WORK INSTRUCTIONS:
Every entry should be repeated exactly. Omit the pictures.
──────────
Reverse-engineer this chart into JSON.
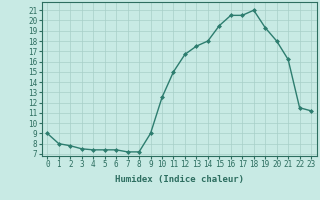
{
  "x": [
    0,
    1,
    2,
    3,
    4,
    5,
    6,
    7,
    8,
    9,
    10,
    11,
    12,
    13,
    14,
    15,
    16,
    17,
    18,
    19,
    20,
    21,
    22,
    23
  ],
  "y": [
    9,
    8,
    7.8,
    7.5,
    7.4,
    7.4,
    7.4,
    7.2,
    7.2,
    9,
    12.5,
    15,
    16.7,
    17.5,
    18,
    19.5,
    20.5,
    20.5,
    21,
    19.3,
    18,
    16.2,
    11.5,
    11.2
  ],
  "line_color": "#2d7d6f",
  "marker": "D",
  "marker_size": 2,
  "bg_color": "#c8eae4",
  "grid_color": "#a8cfc8",
  "xlabel": "Humidex (Indice chaleur)",
  "ylim": [
    6.8,
    21.8
  ],
  "xlim": [
    -0.5,
    23.5
  ],
  "yticks": [
    7,
    8,
    9,
    10,
    11,
    12,
    13,
    14,
    15,
    16,
    17,
    18,
    19,
    20,
    21
  ],
  "xticks": [
    0,
    1,
    2,
    3,
    4,
    5,
    6,
    7,
    8,
    9,
    10,
    11,
    12,
    13,
    14,
    15,
    16,
    17,
    18,
    19,
    20,
    21,
    22,
    23
  ],
  "tick_color": "#2d6e60",
  "label_fontsize": 6.5,
  "tick_fontsize": 5.5,
  "linewidth": 1.0
}
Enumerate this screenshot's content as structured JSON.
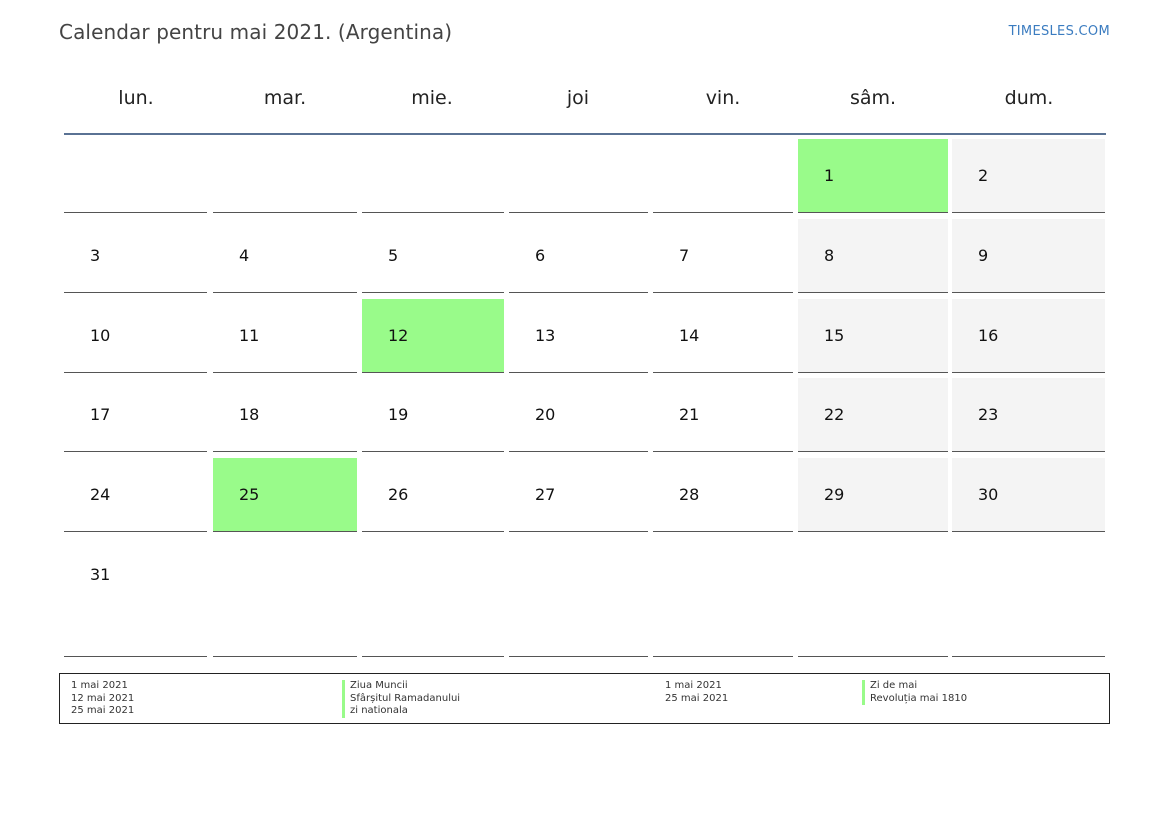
{
  "header": {
    "title": "Calendar pentru mai 2021. (Argentina)",
    "brand": "TIMESLES.COM"
  },
  "weekdays": [
    "lun.",
    "mar.",
    "mie.",
    "joi",
    "vin.",
    "sâm.",
    "dum."
  ],
  "colors": {
    "holiday": "#99fb8a",
    "weekend": "#f4f4f4",
    "header_rule": "#5a7294",
    "brand": "#3b7cc0"
  },
  "weeks": [
    [
      "",
      "",
      "",
      "",
      "",
      "1",
      "2"
    ],
    [
      "3",
      "4",
      "5",
      "6",
      "7",
      "8",
      "9"
    ],
    [
      "10",
      "11",
      "12",
      "13",
      "14",
      "15",
      "16"
    ],
    [
      "17",
      "18",
      "19",
      "20",
      "21",
      "22",
      "23"
    ],
    [
      "24",
      "25",
      "26",
      "27",
      "28",
      "29",
      "30"
    ],
    [
      "31",
      "",
      "",
      "",
      "",
      "",
      ""
    ]
  ],
  "holidays": [
    "1",
    "12",
    "25"
  ],
  "legend": {
    "left": {
      "dates": [
        "1 mai 2021",
        "12 mai 2021",
        "25 mai 2021"
      ],
      "names": [
        "Ziua Muncii",
        "Sfârșitul Ramadanului",
        "zi nationala"
      ]
    },
    "right": {
      "dates": [
        "1 mai 2021",
        "25 mai 2021"
      ],
      "names": [
        "Zi de mai",
        "Revoluția mai 1810"
      ]
    }
  }
}
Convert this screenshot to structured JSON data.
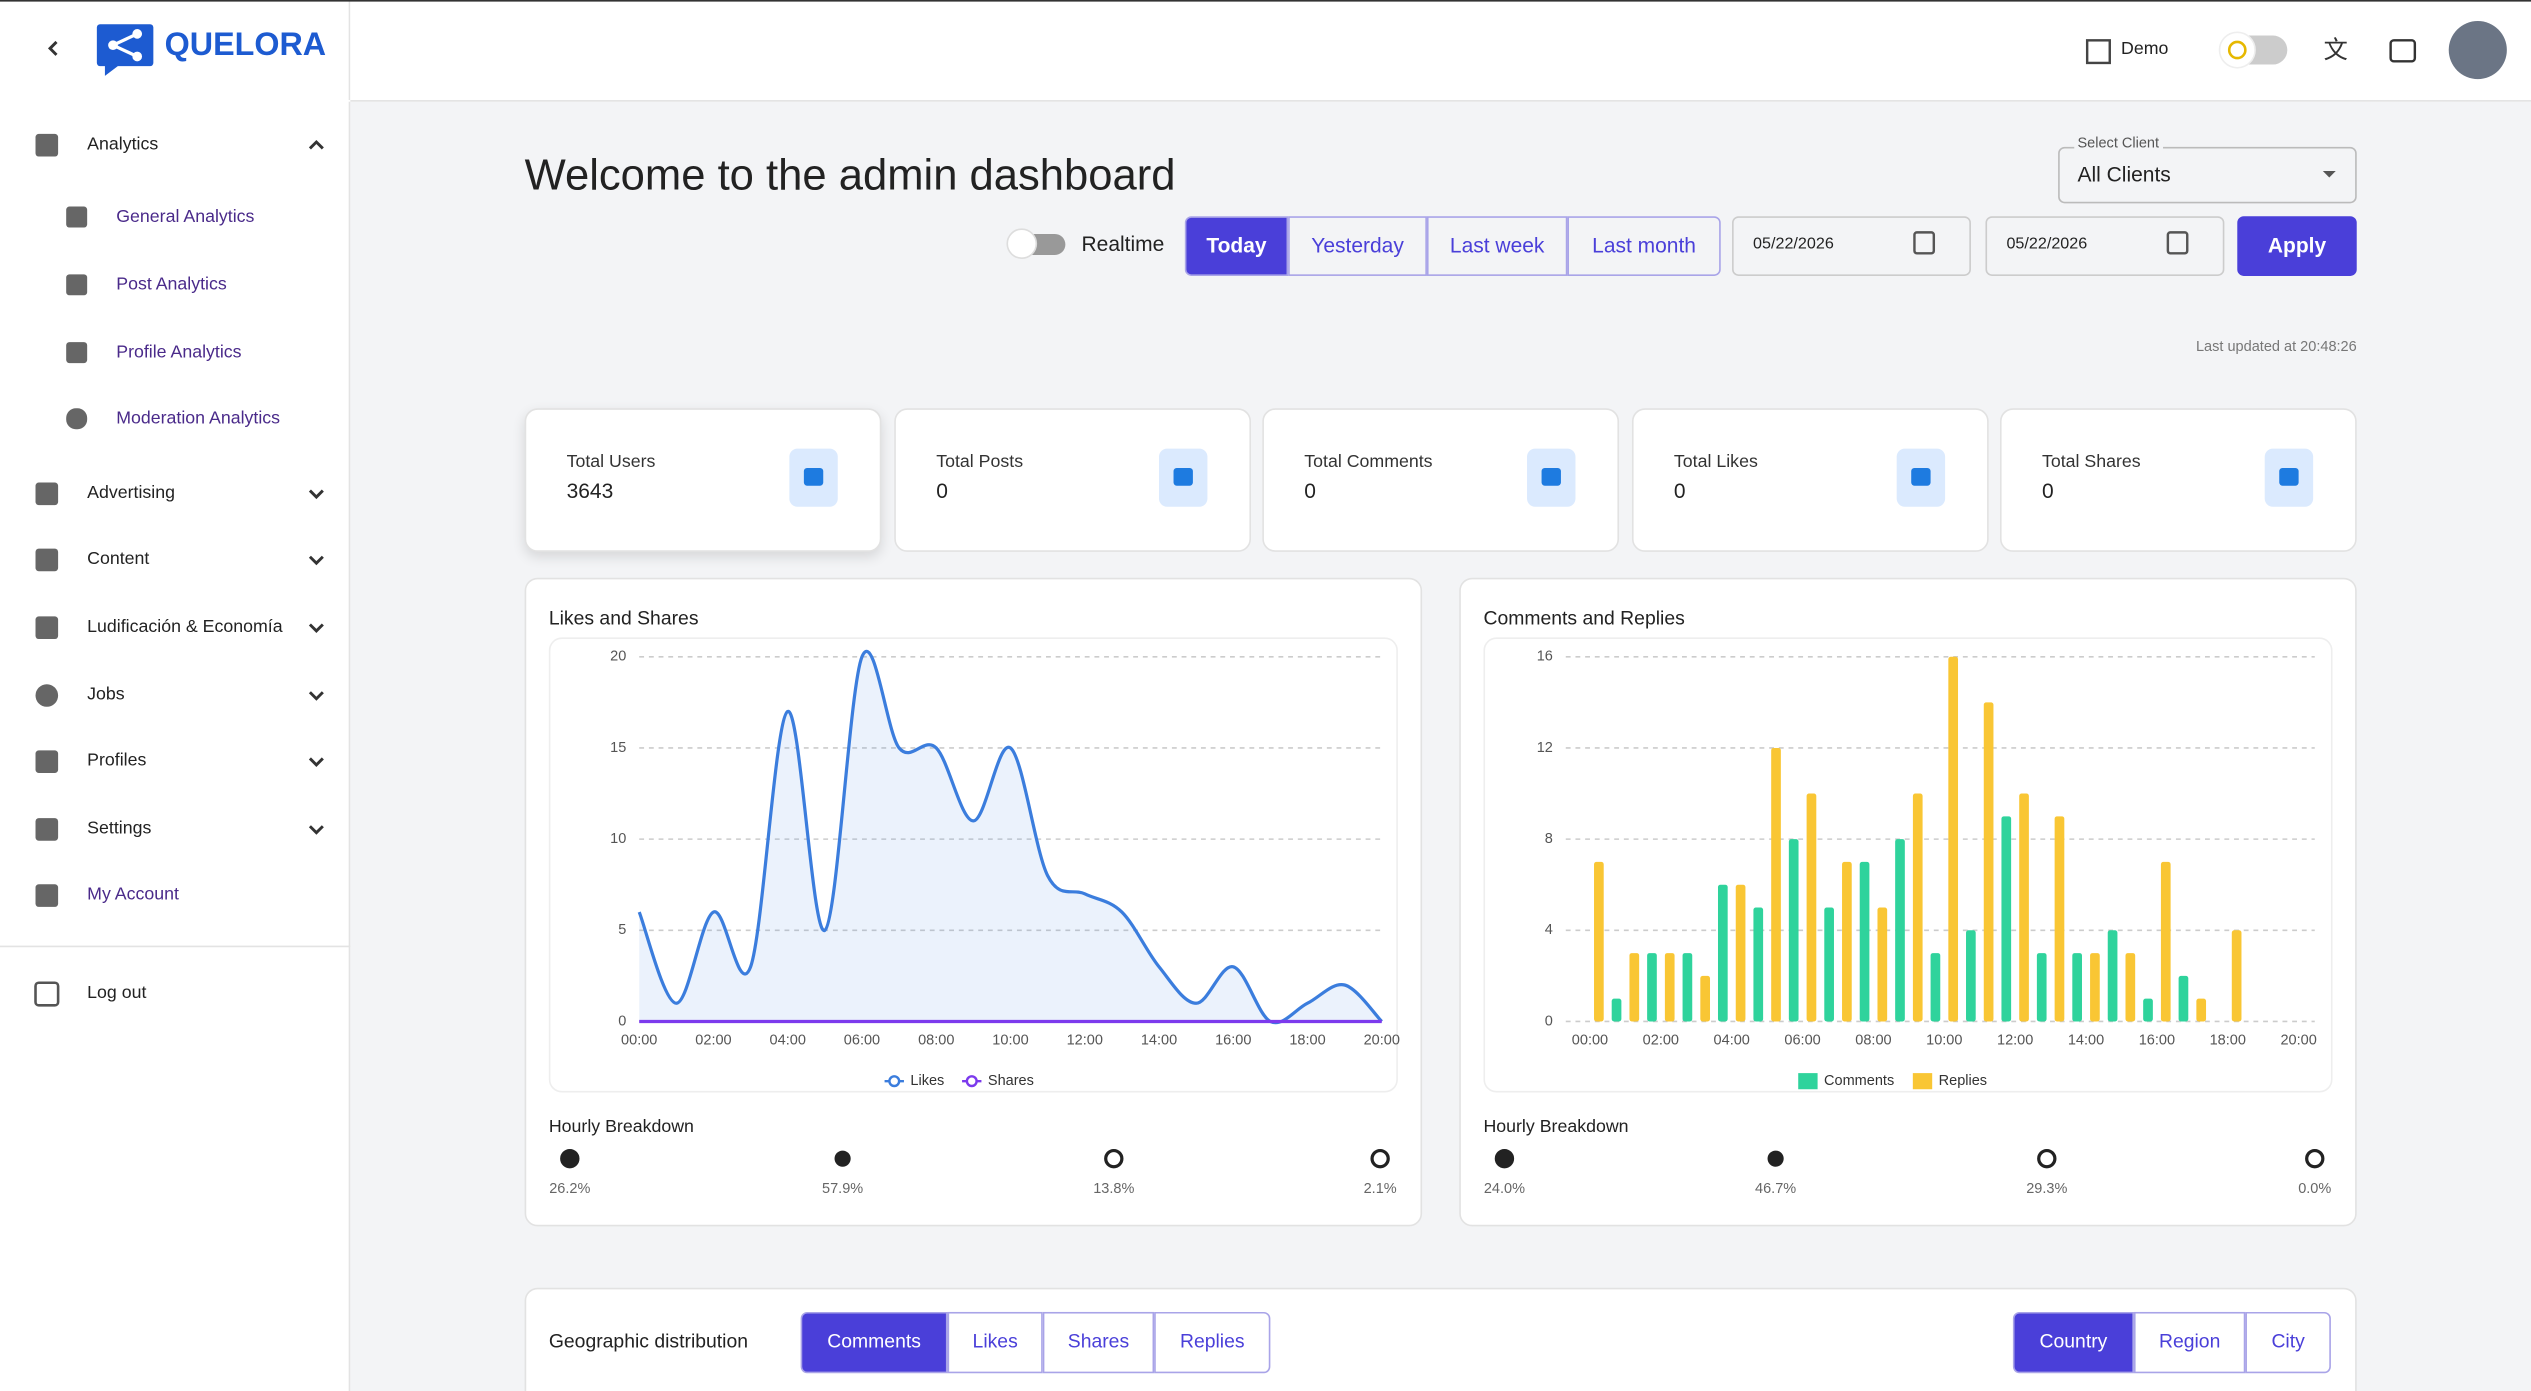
{
  "sidebar": {
    "brand": "QUELORA",
    "nav": [
      {
        "label": "Analytics",
        "children": [
          {
            "label": "General Analytics"
          },
          {
            "label": "Post Analytics"
          },
          {
            "label": "Profile Analytics"
          },
          {
            "label": "Moderation Analytics"
          }
        ]
      },
      {
        "label": "Advertising"
      },
      {
        "label": "Content"
      },
      {
        "label": "Ludificación & Economía"
      },
      {
        "label": "Jobs"
      },
      {
        "label": "Profiles"
      },
      {
        "label": "Settings"
      },
      {
        "label": "My Account"
      }
    ],
    "logout": "Log out"
  },
  "header": {
    "org": "Demo"
  },
  "title": "Welcome to the admin dashboard",
  "controls": {
    "realtime": "Realtime",
    "ranges": [
      "Today",
      "Yesterday",
      "Last week",
      "Last month"
    ],
    "date_from": "05/22/2026",
    "date_to": "05/22/2026",
    "apply": "Apply",
    "client_label": "Select Client",
    "client": "All Clients"
  },
  "last_updated": "Last updated at 20:48:26",
  "stats": [
    {
      "label": "Total Users",
      "value": 3643
    },
    {
      "label": "Total Posts",
      "value": 0
    },
    {
      "label": "Total Comments",
      "value": 0
    },
    {
      "label": "Total Likes",
      "value": 0
    },
    {
      "label": "Total Shares",
      "value": 0
    }
  ],
  "chart_data": [
    {
      "type": "line",
      "title": "Likes and Shares",
      "categories": [
        "00:00",
        null,
        "02:00",
        null,
        "04:00",
        null,
        "06:00",
        null,
        "08:00",
        null,
        "10:00",
        null,
        "12:00",
        null,
        "14:00",
        null,
        "16:00",
        null,
        "18:00",
        null,
        "20:00"
      ],
      "series": [
        {
          "name": "Likes",
          "color": "#3b7ddd",
          "values": [
            6,
            1,
            6,
            3,
            17,
            5,
            20,
            15,
            15,
            11,
            15,
            8,
            7,
            6,
            3,
            1,
            3,
            0,
            1,
            2,
            0
          ]
        },
        {
          "name": "Shares",
          "color": "#7c3aed",
          "values": [
            0,
            0,
            0,
            0,
            0,
            0,
            0,
            0,
            0,
            0,
            0,
            0,
            0,
            0,
            0,
            0,
            0,
            0,
            0,
            0,
            0
          ]
        }
      ],
      "ylim": [
        0,
        20
      ],
      "yticks": [
        0,
        5,
        10,
        15,
        20
      ],
      "grid": true
    },
    {
      "type": "bar",
      "title": "Comments and Replies",
      "categories": [
        "00:00",
        null,
        "02:00",
        null,
        "04:00",
        null,
        "06:00",
        null,
        "08:00",
        null,
        "10:00",
        null,
        "12:00",
        null,
        "14:00",
        null,
        "16:00",
        null,
        "18:00",
        null,
        "20:00"
      ],
      "series": [
        {
          "name": "Comments",
          "color": "#2fd39c",
          "values": [
            0,
            1,
            3,
            3,
            6,
            5,
            8,
            5,
            7,
            8,
            3,
            4,
            9,
            3,
            3,
            4,
            1,
            2,
            0,
            0,
            0
          ]
        },
        {
          "name": "Replies",
          "color": "#f9c634",
          "values": [
            7,
            3,
            3,
            2,
            6,
            12,
            10,
            7,
            5,
            10,
            16,
            14,
            10,
            9,
            3,
            3,
            7,
            1,
            4,
            0,
            0
          ]
        }
      ],
      "ylim": [
        0,
        16
      ],
      "yticks": [
        0,
        4,
        8,
        12,
        16
      ],
      "grid": true
    }
  ],
  "breakdowns": [
    {
      "title": "Hourly Breakdown",
      "values": [
        26.2,
        57.9,
        13.8,
        2.1
      ],
      "value_labels": [
        "26.2%",
        "57.9%",
        "13.8%",
        "2.1%"
      ]
    },
    {
      "title": "Hourly Breakdown",
      "values": [
        24.0,
        46.7,
        29.3,
        0.0
      ],
      "value_labels": [
        "24.0%",
        "46.7%",
        "29.3%",
        "0.0%"
      ]
    }
  ],
  "geo": {
    "title": "Geographic distribution",
    "metrics": [
      "Comments",
      "Likes",
      "Shares",
      "Replies"
    ],
    "levels": [
      "Country",
      "Region",
      "City"
    ]
  }
}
──────────
WORKED ANSWER:
Reverse-engineer this chart into JSON.
{
  "x": [
    0,
    1,
    2,
    3,
    4,
    5,
    6,
    7,
    8,
    9,
    10,
    11,
    12,
    13,
    14,
    15,
    16,
    17,
    18,
    19,
    20,
    21,
    22,
    23
  ],
  "y": [
    9,
    8,
    7.8,
    7.5,
    7.4,
    7.4,
    7.4,
    7.2,
    7.2,
    9,
    12.5,
    15,
    16.7,
    17.5,
    18,
    19.5,
    20.5,
    20.5,
    21,
    19.3,
    18,
    16.2,
    11.5,
    11.2
  ],
  "line_color": "#2d7d6f",
  "marker": "D",
  "marker_size": 2,
  "bg_color": "#c8eae4",
  "grid_color": "#a8cfc8",
  "xlabel": "Humidex (Indice chaleur)",
  "ylim": [
    6.8,
    21.8
  ],
  "xlim": [
    -0.5,
    23.5
  ],
  "yticks": [
    7,
    8,
    9,
    10,
    11,
    12,
    13,
    14,
    15,
    16,
    17,
    18,
    19,
    20,
    21
  ],
  "xticks": [
    0,
    1,
    2,
    3,
    4,
    5,
    6,
    7,
    8,
    9,
    10,
    11,
    12,
    13,
    14,
    15,
    16,
    17,
    18,
    19,
    20,
    21,
    22,
    23
  ],
  "tick_color": "#2d6e60",
  "label_fontsize": 6.5,
  "tick_fontsize": 5.5,
  "linewidth": 1.0
}
Enumerate this screenshot's content as structured JSON.
{
  "header": {
    "title": "Calendar pentru mai 2021. (Argentina)",
    "brand": "TIMESLES.COM"
  },
  "weekdays": [
    "lun.",
    "mar.",
    "mie.",
    "joi",
    "vin.",
    "sâm.",
    "dum."
  ],
  "colors": {
    "holiday": "#99fb8a",
    "weekend": "#f4f4f4",
    "header_rule": "#5a7294",
    "brand": "#3b7cc0"
  },
  "weeks": [
    [
      "",
      "",
      "",
      "",
      "",
      "1",
      "2"
    ],
    [
      "3",
      "4",
      "5",
      "6",
      "7",
      "8",
      "9"
    ],
    [
      "10",
      "11",
      "12",
      "13",
      "14",
      "15",
      "16"
    ],
    [
      "17",
      "18",
      "19",
      "20",
      "21",
      "22",
      "23"
    ],
    [
      "24",
      "25",
      "26",
      "27",
      "28",
      "29",
      "30"
    ],
    [
      "31",
      "",
      "",
      "",
      "",
      "",
      ""
    ]
  ],
  "holidays": [
    "1",
    "12",
    "25"
  ],
  "legend": {
    "left": {
      "dates": [
        "1 mai 2021",
        "12 mai 2021",
        "25 mai 2021"
      ],
      "names": [
        "Ziua Muncii",
        "Sfârșitul Ramadanului",
        "zi nationala"
      ]
    },
    "right": {
      "dates": [
        "1 mai 2021",
        "25 mai 2021"
      ],
      "names": [
        "Zi de mai",
        "Revoluția mai 1810"
      ]
    }
  }
}
Convert this screenshot to structured JSON data.
{
  "sidebar": {
    "brand": "QUELORA",
    "nav": [
      {
        "label": "Analytics",
        "children": [
          {
            "label": "General Analytics"
          },
          {
            "label": "Post Analytics"
          },
          {
            "label": "Profile Analytics"
          },
          {
            "label": "Moderation Analytics"
          }
        ]
      },
      {
        "label": "Advertising"
      },
      {
        "label": "Content"
      },
      {
        "label": "Ludificación & Economía"
      },
      {
        "label": "Jobs"
      },
      {
        "label": "Profiles"
      },
      {
        "label": "Settings"
      },
      {
        "label": "My Account"
      }
    ],
    "logout": "Log out"
  },
  "header": {
    "org": "Demo"
  },
  "title": "Welcome to the admin dashboard",
  "controls": {
    "realtime": "Realtime",
    "ranges": [
      "Today",
      "Yesterday",
      "Last week",
      "Last month"
    ],
    "date_from": "05/22/2026",
    "date_to": "05/22/2026",
    "apply": "Apply",
    "client_label": "Select Client",
    "client": "All Clients"
  },
  "last_updated": "Last updated at 20:48:26",
  "stats": [
    {
      "label": "Total Users",
      "value": 3643
    },
    {
      "label": "Total Posts",
      "value": 0
    },
    {
      "label": "Total Comments",
      "value": 0
    },
    {
      "label": "Total Likes",
      "value": 0
    },
    {
      "label": "Total Shares",
      "value": 0
    }
  ],
  "chart_data": [
    {
      "type": "line",
      "title": "Likes and Shares",
      "categories": [
        "00:00",
        null,
        "02:00",
        null,
        "04:00",
        null,
        "06:00",
        null,
        "08:00",
        null,
        "10:00",
        null,
        "12:00",
        null,
        "14:00",
        null,
        "16:00",
        null,
        "18:00",
        null,
        "20:00"
      ],
      "series": [
        {
          "name": "Likes",
          "color": "#3b7ddd",
          "values": [
            6,
            1,
            6,
            3,
            17,
            5,
            20,
            15,
            15,
            11,
            15,
            8,
            7,
            6,
            3,
            1,
            3,
            0,
            1,
            2,
            0
          ]
        },
        {
          "name": "Shares",
          "color": "#7c3aed",
          "values": [
            0,
            0,
            0,
            0,
            0,
            0,
            0,
            0,
            0,
            0,
            0,
            0,
            0,
            0,
            0,
            0,
            0,
            0,
            0,
            0,
            0
          ]
        }
      ],
      "ylim": [
        0,
        20
      ],
      "yticks": [
        0,
        5,
        10,
        15,
        20
      ],
      "grid": true
    },
    {
      "type": "bar",
      "title": "Comments and Replies",
      "categories": [
        "00:00",
        null,
        "02:00",
        null,
        "04:00",
        null,
        "06:00",
        null,
        "08:00",
        null,
        "10:00",
        null,
        "12:00",
        null,
        "14:00",
        null,
        "16:00",
        null,
        "18:00",
        null,
        "20:00"
      ],
      "series": [
        {
          "name": "Comments",
          "color": "#2fd39c",
          "values": [
            0,
            1,
            3,
            3,
            6,
            5,
            8,
            5,
            7,
            8,
            3,
            4,
            9,
            3,
            3,
            4,
            1,
            2,
            0,
            0,
            0
          ]
        },
        {
          "name": "Replies",
          "color": "#f9c634",
          "values": [
            7,
            3,
            3,
            2,
            6,
            12,
            10,
            7,
            5,
            10,
            16,
            14,
            10,
            9,
            3,
            3,
            7,
            1,
            4,
            0,
            0
          ]
        }
      ],
      "ylim": [
        0,
        16
      ],
      "yticks": [
        0,
        4,
        8,
        12,
        16
      ],
      "grid": true
    }
  ],
  "breakdowns": [
    {
      "title": "Hourly Breakdown",
      "values": [
        26.2,
        57.9,
        13.8,
        2.1
      ],
      "value_labels": [
        "26.2%",
        "57.9%",
        "13.8%",
        "2.1%"
      ]
    },
    {
      "title": "Hourly Breakdown",
      "values": [
        24.0,
        46.7,
        29.3,
        0.0
      ],
      "value_labels": [
        "24.0%",
        "46.7%",
        "29.3%",
        "0.0%"
      ]
    }
  ],
  "geo": {
    "title": "Geographic distribution",
    "metrics": [
      "Comments",
      "Likes",
      "Shares",
      "Replies"
    ],
    "levels": [
      "Country",
      "Region",
      "City"
    ]
  }
}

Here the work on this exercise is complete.